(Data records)
+ + +

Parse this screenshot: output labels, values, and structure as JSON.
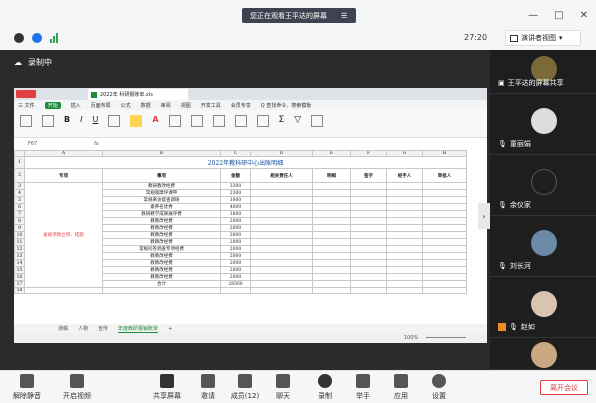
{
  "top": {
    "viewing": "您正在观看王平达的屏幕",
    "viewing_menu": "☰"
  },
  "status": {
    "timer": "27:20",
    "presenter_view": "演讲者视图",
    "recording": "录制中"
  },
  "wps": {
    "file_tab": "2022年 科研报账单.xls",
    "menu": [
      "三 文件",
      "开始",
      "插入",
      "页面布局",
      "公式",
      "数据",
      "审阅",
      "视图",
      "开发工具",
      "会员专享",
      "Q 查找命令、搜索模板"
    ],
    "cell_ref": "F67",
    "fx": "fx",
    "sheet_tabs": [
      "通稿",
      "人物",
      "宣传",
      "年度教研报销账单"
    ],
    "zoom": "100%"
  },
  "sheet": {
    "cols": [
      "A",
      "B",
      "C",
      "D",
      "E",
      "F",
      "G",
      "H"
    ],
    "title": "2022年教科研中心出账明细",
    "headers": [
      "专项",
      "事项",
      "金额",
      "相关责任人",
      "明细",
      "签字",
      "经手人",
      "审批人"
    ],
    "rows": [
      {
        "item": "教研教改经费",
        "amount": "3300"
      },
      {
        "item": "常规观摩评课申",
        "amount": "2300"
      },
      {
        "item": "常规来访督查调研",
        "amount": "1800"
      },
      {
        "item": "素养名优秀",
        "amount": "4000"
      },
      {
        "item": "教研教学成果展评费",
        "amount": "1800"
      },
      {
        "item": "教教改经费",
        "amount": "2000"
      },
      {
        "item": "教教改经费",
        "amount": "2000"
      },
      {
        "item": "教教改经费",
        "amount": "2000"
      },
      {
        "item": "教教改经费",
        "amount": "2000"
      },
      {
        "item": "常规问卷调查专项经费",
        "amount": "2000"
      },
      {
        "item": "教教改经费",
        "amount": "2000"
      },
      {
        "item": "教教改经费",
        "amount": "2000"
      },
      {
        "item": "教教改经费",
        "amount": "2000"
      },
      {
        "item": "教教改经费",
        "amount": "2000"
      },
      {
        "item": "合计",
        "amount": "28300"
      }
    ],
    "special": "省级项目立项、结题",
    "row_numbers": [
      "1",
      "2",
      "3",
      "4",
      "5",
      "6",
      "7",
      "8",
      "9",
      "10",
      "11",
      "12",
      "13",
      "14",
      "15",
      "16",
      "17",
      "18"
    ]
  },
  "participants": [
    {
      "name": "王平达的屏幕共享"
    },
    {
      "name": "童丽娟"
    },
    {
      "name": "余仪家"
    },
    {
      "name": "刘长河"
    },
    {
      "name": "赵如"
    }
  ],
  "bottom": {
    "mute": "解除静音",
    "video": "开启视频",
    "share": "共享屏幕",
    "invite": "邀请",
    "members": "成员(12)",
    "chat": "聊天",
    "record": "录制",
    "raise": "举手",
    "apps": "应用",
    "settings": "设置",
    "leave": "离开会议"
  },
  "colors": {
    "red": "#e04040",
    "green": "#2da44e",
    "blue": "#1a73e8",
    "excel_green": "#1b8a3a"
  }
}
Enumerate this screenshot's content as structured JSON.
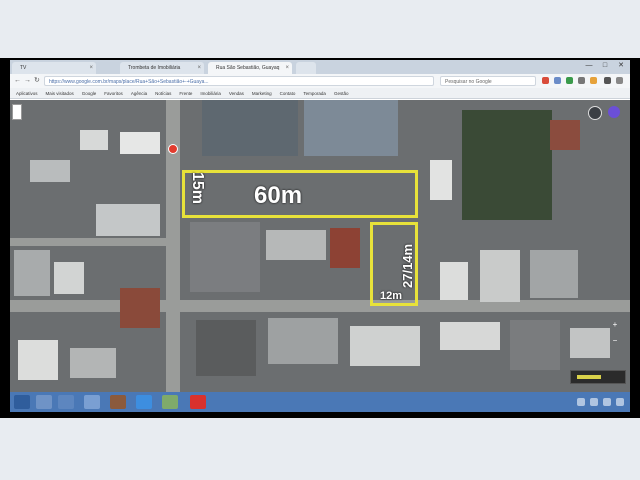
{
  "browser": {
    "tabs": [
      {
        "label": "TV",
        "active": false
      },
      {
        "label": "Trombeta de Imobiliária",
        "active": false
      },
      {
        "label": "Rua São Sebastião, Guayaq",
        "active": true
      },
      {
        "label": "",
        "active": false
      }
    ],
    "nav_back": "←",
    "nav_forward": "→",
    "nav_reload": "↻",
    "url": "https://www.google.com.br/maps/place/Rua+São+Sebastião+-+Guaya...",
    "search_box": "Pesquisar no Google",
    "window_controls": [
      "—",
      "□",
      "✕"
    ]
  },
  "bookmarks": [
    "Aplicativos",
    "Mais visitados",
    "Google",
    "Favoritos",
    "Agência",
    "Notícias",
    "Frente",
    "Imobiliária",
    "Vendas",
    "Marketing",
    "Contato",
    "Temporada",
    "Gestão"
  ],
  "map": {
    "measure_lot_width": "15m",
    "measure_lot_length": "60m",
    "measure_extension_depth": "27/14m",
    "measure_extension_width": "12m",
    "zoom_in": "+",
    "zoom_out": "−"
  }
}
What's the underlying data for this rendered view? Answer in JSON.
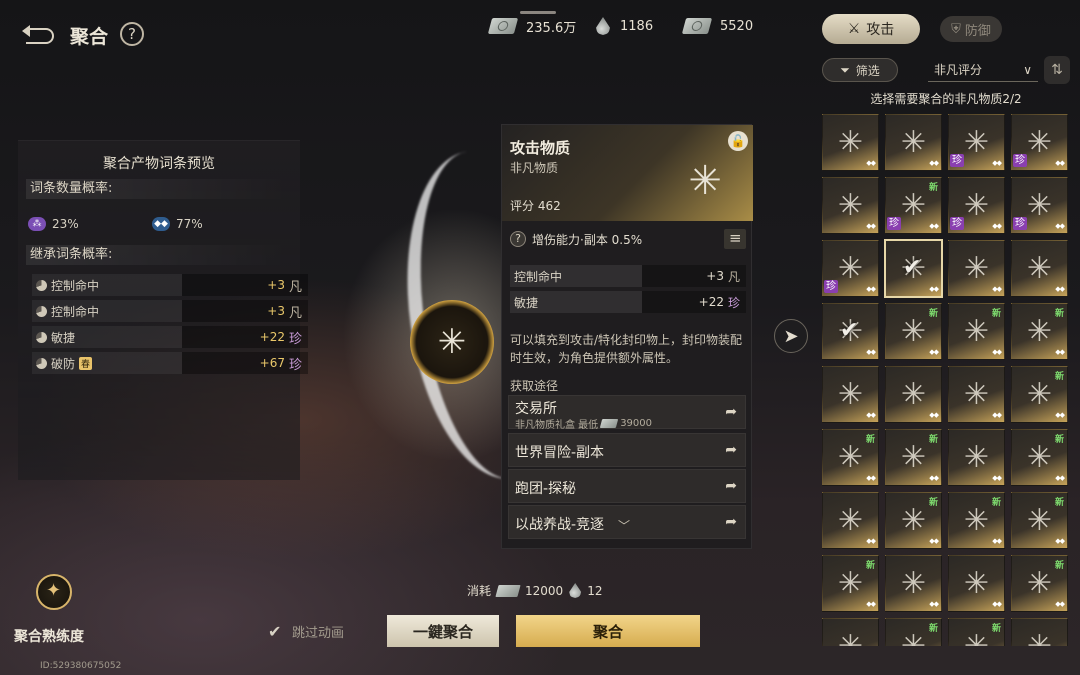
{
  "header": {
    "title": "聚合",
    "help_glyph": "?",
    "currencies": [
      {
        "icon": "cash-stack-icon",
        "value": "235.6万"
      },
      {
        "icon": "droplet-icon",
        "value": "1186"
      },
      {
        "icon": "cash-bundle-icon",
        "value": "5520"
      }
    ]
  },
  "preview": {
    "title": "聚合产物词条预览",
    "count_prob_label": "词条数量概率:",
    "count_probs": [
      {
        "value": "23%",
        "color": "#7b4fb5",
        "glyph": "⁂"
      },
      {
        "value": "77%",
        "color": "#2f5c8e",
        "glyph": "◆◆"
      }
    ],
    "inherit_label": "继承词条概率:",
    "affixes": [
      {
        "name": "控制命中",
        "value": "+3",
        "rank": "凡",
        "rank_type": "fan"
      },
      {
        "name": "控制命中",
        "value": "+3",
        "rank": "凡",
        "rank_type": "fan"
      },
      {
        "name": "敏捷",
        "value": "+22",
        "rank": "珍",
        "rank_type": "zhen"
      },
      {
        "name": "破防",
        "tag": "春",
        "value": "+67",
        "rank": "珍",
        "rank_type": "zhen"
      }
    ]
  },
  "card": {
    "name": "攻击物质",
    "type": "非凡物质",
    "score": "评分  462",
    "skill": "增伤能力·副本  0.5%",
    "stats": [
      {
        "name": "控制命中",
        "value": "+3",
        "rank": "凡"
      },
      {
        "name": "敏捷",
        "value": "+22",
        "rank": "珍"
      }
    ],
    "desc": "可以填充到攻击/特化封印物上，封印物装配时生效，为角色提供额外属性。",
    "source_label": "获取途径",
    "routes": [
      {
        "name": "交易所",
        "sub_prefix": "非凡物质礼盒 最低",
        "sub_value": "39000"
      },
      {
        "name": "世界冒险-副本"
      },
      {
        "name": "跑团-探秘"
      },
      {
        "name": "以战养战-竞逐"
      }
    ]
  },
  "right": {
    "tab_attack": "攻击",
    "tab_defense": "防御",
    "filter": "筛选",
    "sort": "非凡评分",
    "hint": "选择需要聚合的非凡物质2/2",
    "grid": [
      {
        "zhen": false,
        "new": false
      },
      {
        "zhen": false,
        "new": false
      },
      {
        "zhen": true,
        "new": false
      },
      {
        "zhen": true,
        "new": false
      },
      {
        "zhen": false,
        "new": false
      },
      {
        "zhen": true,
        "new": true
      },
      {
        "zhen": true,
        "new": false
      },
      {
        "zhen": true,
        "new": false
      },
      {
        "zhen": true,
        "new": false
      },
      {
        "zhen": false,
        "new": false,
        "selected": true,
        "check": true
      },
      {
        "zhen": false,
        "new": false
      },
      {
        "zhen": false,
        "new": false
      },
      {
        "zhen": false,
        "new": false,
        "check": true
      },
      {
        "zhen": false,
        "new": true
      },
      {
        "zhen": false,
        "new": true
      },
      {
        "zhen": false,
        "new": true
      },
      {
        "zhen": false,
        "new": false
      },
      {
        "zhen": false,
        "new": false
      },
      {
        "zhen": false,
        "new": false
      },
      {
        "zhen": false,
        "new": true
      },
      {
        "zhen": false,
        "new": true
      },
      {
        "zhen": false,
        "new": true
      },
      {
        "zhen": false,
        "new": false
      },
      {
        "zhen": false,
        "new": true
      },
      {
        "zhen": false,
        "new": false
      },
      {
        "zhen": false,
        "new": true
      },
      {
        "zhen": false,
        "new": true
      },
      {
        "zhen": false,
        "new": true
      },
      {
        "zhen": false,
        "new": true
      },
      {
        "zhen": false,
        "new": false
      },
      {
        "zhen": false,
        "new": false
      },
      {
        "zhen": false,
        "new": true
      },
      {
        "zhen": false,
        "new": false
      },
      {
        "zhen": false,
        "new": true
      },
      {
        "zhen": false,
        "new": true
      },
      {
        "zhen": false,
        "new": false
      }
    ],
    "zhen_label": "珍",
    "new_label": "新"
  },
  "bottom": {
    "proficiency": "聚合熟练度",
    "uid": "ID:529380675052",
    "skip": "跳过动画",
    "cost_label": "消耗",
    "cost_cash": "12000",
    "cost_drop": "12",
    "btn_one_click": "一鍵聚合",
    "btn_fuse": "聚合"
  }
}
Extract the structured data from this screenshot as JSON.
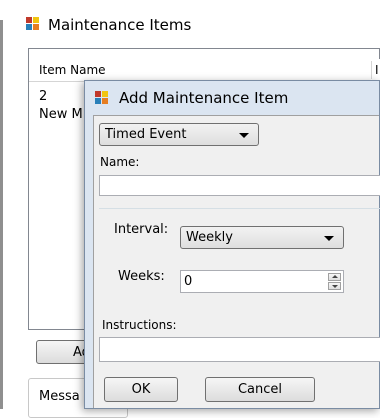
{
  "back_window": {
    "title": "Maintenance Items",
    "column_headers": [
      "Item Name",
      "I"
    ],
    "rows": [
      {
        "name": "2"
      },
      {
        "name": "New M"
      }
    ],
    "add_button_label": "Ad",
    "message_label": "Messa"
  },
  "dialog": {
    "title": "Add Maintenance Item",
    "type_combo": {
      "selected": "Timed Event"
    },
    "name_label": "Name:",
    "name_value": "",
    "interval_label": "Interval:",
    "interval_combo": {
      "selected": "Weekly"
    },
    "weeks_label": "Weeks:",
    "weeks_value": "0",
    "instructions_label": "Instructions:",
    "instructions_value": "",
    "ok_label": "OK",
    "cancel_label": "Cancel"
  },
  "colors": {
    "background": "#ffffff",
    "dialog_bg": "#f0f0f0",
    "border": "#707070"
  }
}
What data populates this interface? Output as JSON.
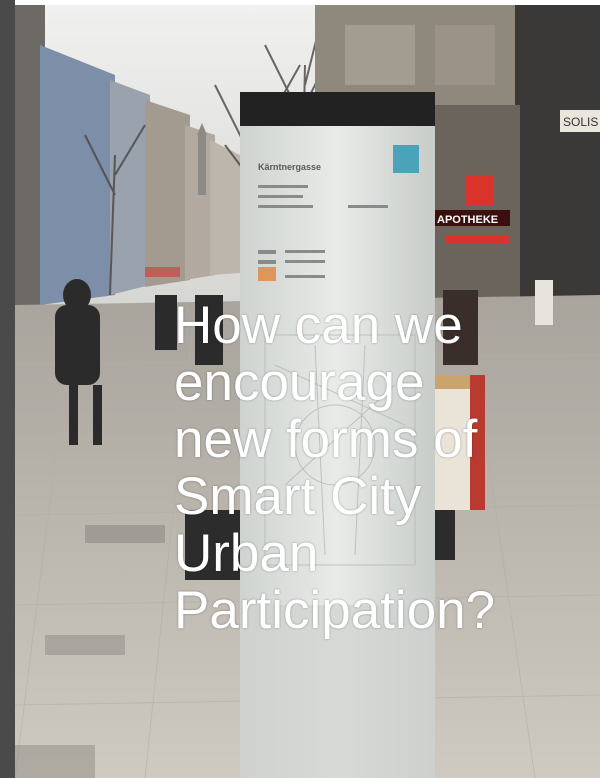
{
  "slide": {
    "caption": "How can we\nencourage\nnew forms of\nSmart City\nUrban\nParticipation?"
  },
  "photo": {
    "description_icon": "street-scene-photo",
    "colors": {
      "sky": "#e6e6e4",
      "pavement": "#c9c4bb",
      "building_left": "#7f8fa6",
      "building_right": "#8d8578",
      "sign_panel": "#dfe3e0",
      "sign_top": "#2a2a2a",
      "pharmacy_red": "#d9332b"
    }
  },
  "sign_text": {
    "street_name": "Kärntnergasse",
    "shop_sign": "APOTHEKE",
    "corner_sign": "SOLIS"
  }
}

+ + +

[WHAT YOU NEED TO DO]
Return every line containing "screenshot".

[EXPECTED ANSWER]
Parse this screenshot: output labels, values, and structure as JSON.
Enumerate this screenshot's content as structured JSON.
Extract the structured data from this screenshot as JSON.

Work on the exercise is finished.